+++ Dataset records +++

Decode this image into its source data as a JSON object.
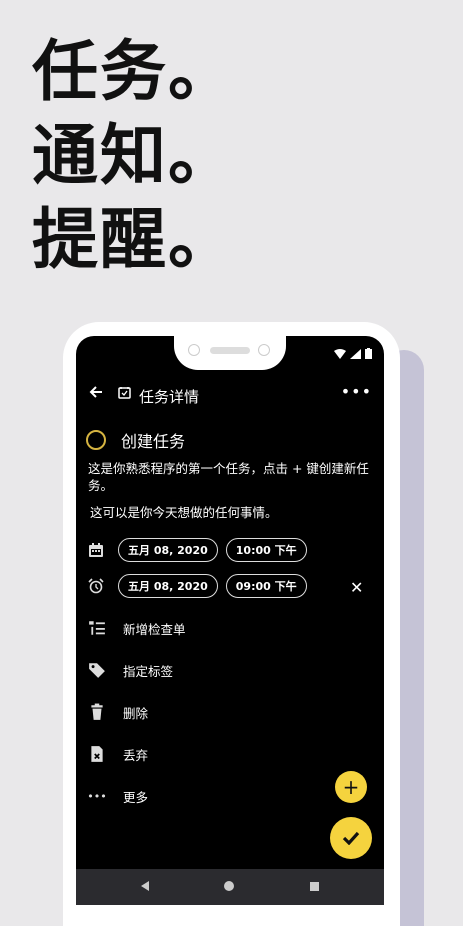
{
  "headline": {
    "line1": "任务。",
    "line2": "通知。",
    "line3": "提醒。"
  },
  "app": {
    "title": "任务详情",
    "task_title": "创建任务",
    "description": "这是你熟悉程序的第一个任务，点击 + 键创建新任务。",
    "description2": "这可以是你今天想做的任何事情。",
    "due": {
      "date": "五月 08, 2020",
      "time": "10:00 下午"
    },
    "reminder": {
      "date": "五月 08, 2020",
      "time": "09:00 下午"
    },
    "menu": [
      {
        "label": "新增检查单",
        "icon": "checklist-icon"
      },
      {
        "label": "指定标签",
        "icon": "tag-icon"
      },
      {
        "label": "删除",
        "icon": "trash-icon"
      },
      {
        "label": "丢弃",
        "icon": "discard-icon"
      },
      {
        "label": "更多",
        "icon": "more-icon"
      }
    ],
    "colors": {
      "accent": "#f5d33e",
      "circle": "#d6b441",
      "background": "#000000"
    }
  }
}
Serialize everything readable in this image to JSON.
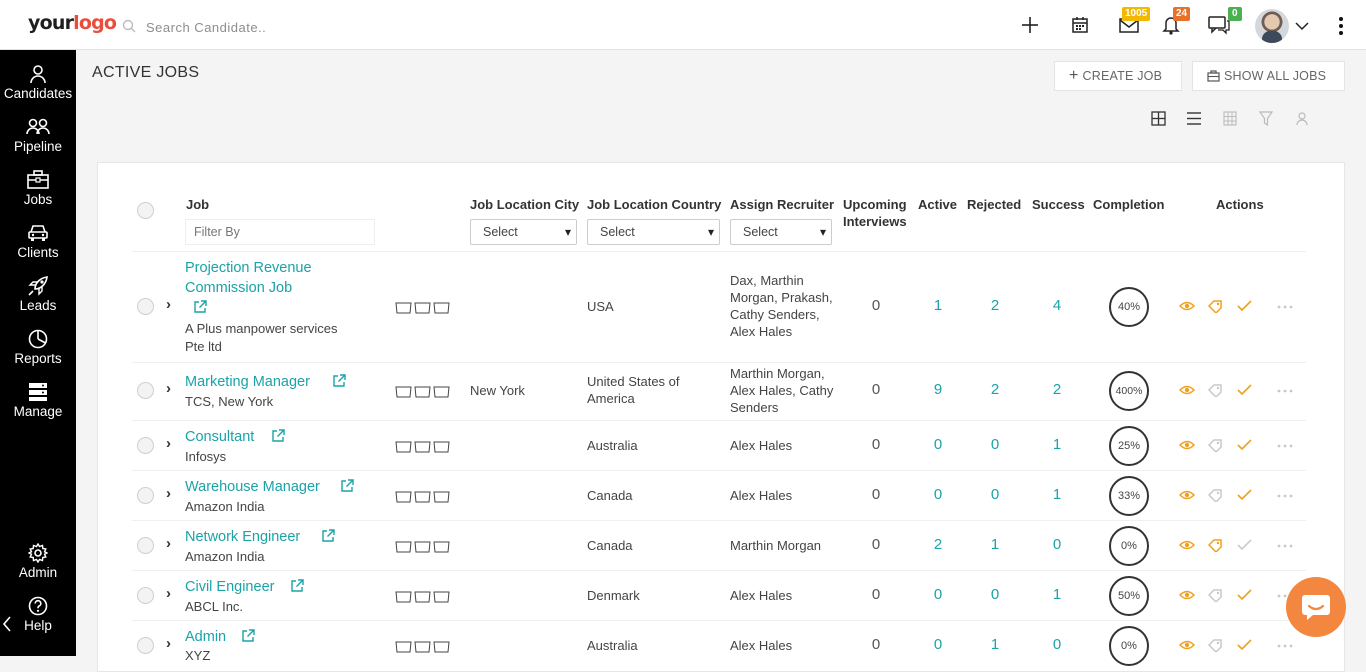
{
  "topbar": {
    "logo_part1": "your",
    "logo_part2": "logo",
    "search_placeholder": "Search Candidate..",
    "badges": {
      "mail": "1005",
      "notifications": "24",
      "chat": "0"
    },
    "badge_colors": {
      "mail": "#f5b800",
      "notifications": "#e8702b",
      "chat": "#4caf50"
    }
  },
  "sidebar": {
    "items": [
      {
        "label": "Candidates",
        "icon": "user-icon"
      },
      {
        "label": "Pipeline",
        "icon": "users-icon"
      },
      {
        "label": "Jobs",
        "icon": "briefcase-icon"
      },
      {
        "label": "Clients",
        "icon": "car-icon"
      },
      {
        "label": "Leads",
        "icon": "rocket-icon"
      },
      {
        "label": "Reports",
        "icon": "pie-chart-icon"
      },
      {
        "label": "Manage",
        "icon": "server-icon"
      }
    ],
    "bottom_items": [
      {
        "label": "Admin",
        "icon": "gear-icon"
      },
      {
        "label": "Help",
        "icon": "help-circle-icon"
      }
    ]
  },
  "page": {
    "title": "ACTIVE JOBS",
    "create_job": "CREATE JOB",
    "show_all_jobs": "SHOW ALL JOBS"
  },
  "table": {
    "headers": {
      "job": "Job",
      "city": "Job Location City",
      "country": "Job Location Country",
      "recruiter": "Assign Recruiter",
      "upcoming1": "Upcoming",
      "upcoming2": "Interviews",
      "active": "Active",
      "rejected": "Rejected",
      "success": "Success",
      "completion": "Completion",
      "actions": "Actions"
    },
    "filter_placeholder": "Filter By",
    "select_label": "Select",
    "rows": [
      {
        "title1": "Projection Revenue",
        "title2": "Commission Job",
        "company1": "A Plus manpower services",
        "company2": "Pte ltd",
        "city": "",
        "country1": "USA",
        "country2": "",
        "recruiter1": "Dax, Marthin",
        "recruiter2": "Morgan, Prakash,",
        "recruiter3": "Cathy Senders,",
        "recruiter4": "Alex Hales",
        "upcoming": "0",
        "active": "1",
        "rejected": "2",
        "success": "4",
        "completion": "40%"
      },
      {
        "title1": "Marketing Manager",
        "company1": "TCS, New York",
        "city": "New York",
        "country1": "United States of",
        "country2": "America",
        "recruiter1": "Marthin Morgan,",
        "recruiter2": "Alex Hales, Cathy",
        "recruiter3": "Senders",
        "upcoming": "0",
        "active": "9",
        "rejected": "2",
        "success": "2",
        "completion": "400%"
      },
      {
        "title1": "Consultant",
        "company1": "Infosys",
        "city": "",
        "country1": "Australia",
        "recruiter1": "Alex Hales",
        "upcoming": "0",
        "active": "0",
        "rejected": "0",
        "success": "1",
        "completion": "25%"
      },
      {
        "title1": "Warehouse Manager",
        "company1": "Amazon India",
        "city": "",
        "country1": "Canada",
        "recruiter1": "Alex Hales",
        "upcoming": "0",
        "active": "0",
        "rejected": "0",
        "success": "1",
        "completion": "33%"
      },
      {
        "title1": "Network Engineer",
        "company1": "Amazon India",
        "city": "",
        "country1": "Canada",
        "recruiter1": "Marthin Morgan",
        "upcoming": "0",
        "active": "2",
        "rejected": "1",
        "success": "0",
        "completion": "0%"
      },
      {
        "title1": "Civil Engineer",
        "company1": "ABCL Inc.",
        "city": "",
        "country1": "Denmark",
        "recruiter1": "Alex Hales",
        "upcoming": "0",
        "active": "0",
        "rejected": "0",
        "success": "1",
        "completion": "50%"
      },
      {
        "title1": "Admin",
        "company1": "XYZ",
        "city": "",
        "country1": "Australia",
        "recruiter1": "Alex Hales",
        "upcoming": "0",
        "active": "0",
        "rejected": "1",
        "success": "0",
        "completion": "0%"
      }
    ]
  },
  "colors": {
    "teal": "#1aa3a8",
    "orange": "#f4873f",
    "action_orange": "#f0a020"
  }
}
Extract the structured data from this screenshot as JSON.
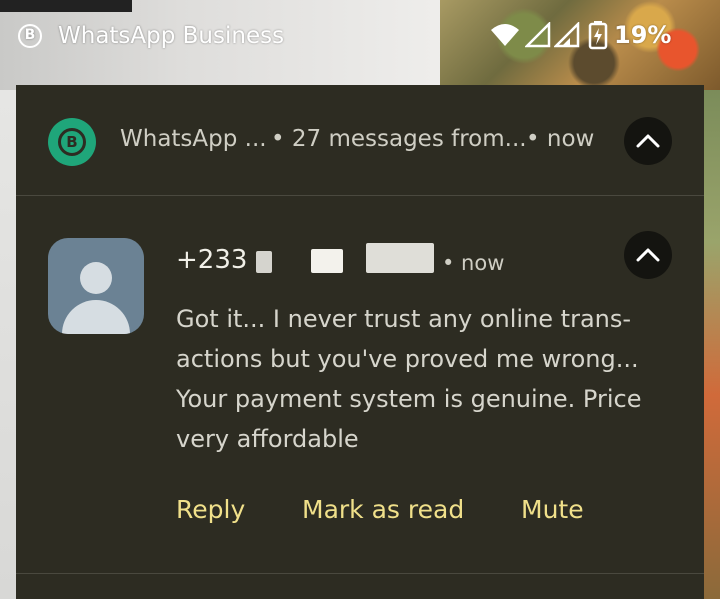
{
  "status_bar": {
    "app_name": "WhatsApp Business",
    "logo_letter": "B",
    "battery_percent": "19%",
    "icons": [
      "wifi-icon",
      "cell-signal-icon",
      "cell-signal-icon",
      "battery-charging-icon"
    ]
  },
  "notification": {
    "header": {
      "app_name": "WhatsApp ...",
      "summary": "• 27 messages from...",
      "time": "• now",
      "logo_letter": "B",
      "collapse_icon": "chevron-up-icon"
    },
    "message": {
      "sender": "+233",
      "time": "• now",
      "lines": [
        "Got it... I never trust any online trans-",
        "actions but you've proved me wrong...",
        "Your payment system is genuine. Price",
        "very affordable"
      ],
      "avatar_icon": "person-avatar-icon"
    },
    "actions": {
      "reply": "Reply",
      "mark_as_read": "Mark as read",
      "mute": "Mute"
    }
  },
  "colors": {
    "card_background": "#2d2c22",
    "action_text": "#f0e08a",
    "app_logo": "#1fa67a",
    "avatar": "#6b8294"
  }
}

+++

Show every line of the records above that contains the word "completion".

      "completion": "Completion",
        "completion": "40%"
        "completion": "400%"
        "completion": "25%"
        "completion": "33%"
        "completion": "0%"
        "completion": "50%"
        "completion": "0%"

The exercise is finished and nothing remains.